# WHAT YOU HAVE TO DO:
Run through the records and, wherever a line holds the word "having", return that line.

# ENTRIES SUPPLIED:
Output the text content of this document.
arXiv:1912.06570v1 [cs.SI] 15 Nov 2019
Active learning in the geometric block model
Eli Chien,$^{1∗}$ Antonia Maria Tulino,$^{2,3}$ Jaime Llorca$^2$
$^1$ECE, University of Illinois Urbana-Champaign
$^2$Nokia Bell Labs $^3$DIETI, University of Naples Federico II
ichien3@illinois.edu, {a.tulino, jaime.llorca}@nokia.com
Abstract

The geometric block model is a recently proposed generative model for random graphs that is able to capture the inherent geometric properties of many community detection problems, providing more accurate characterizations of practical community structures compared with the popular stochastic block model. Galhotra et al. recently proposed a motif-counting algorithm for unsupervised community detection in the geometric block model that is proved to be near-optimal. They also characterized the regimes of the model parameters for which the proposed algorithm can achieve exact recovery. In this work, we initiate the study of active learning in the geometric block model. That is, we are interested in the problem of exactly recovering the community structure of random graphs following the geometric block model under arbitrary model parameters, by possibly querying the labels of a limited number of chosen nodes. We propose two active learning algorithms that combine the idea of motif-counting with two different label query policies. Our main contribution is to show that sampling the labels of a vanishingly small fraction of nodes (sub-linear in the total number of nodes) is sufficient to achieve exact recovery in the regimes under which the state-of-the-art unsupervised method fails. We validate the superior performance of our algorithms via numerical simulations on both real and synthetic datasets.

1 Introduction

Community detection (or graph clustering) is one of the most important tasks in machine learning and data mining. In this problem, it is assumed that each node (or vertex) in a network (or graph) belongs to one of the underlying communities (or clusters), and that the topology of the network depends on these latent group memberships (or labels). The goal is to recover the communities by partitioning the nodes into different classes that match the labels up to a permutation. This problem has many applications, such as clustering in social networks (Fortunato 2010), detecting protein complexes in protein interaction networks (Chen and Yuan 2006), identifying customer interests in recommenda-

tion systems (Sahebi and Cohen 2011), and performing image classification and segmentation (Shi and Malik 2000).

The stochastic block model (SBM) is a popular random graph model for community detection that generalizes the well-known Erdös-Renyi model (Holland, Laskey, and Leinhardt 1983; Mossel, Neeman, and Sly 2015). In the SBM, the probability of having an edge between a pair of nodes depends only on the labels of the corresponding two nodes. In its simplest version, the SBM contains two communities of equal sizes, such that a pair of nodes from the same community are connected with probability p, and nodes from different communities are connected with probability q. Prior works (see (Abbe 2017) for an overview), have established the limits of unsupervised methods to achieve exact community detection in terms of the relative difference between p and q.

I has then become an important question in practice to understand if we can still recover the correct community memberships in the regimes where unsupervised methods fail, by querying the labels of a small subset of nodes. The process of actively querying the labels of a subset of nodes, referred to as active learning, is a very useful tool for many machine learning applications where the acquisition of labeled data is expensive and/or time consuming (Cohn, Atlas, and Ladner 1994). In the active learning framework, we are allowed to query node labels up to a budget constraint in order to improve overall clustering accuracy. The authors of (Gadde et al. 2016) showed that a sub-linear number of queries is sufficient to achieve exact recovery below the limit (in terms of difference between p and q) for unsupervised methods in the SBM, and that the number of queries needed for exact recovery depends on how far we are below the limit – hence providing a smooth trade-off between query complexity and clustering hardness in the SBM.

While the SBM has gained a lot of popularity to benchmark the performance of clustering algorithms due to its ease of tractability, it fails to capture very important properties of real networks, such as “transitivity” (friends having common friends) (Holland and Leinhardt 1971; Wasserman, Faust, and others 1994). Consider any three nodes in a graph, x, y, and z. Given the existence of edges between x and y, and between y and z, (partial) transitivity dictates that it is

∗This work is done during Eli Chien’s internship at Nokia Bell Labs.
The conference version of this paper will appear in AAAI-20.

# ANSWER SECTION:
The stochastic block model (SBM) is a popular random graph model for community detection that generalizes the well-known Erdös-Renyi model (Holland, Laskey, and Leinhardt 1983; Mossel, Neeman, and Sly 2015). In the SBM, the probability of having an edge between a pair of nodes depends only on the labels of the corresponding two nodes. In its simplest version, the SBM contains two communities of equal sizes, such that a pair of nodes from the same community are connected with probability p, and nodes from different communities are connected with probability q. Prior works (see (Abbe 2017) for an overview), have established the limits of unsupervised methods to achieve exact community detection in terms of the relative difference between p and q.
While the SBM has gained a lot of popularity to benchmark the performance of clustering algorithms due to its ease of tractability, it fails to capture very important properties of real networks, such as “transitivity” (friends having common friends) (Holland and Leinhardt 1971; Wasserman, Faust, and others 1994). Consider any three nodes in a graph, x, y, and z. Given the existence of edges between x and y, and between y and z, (partial) transitivity dictates that it is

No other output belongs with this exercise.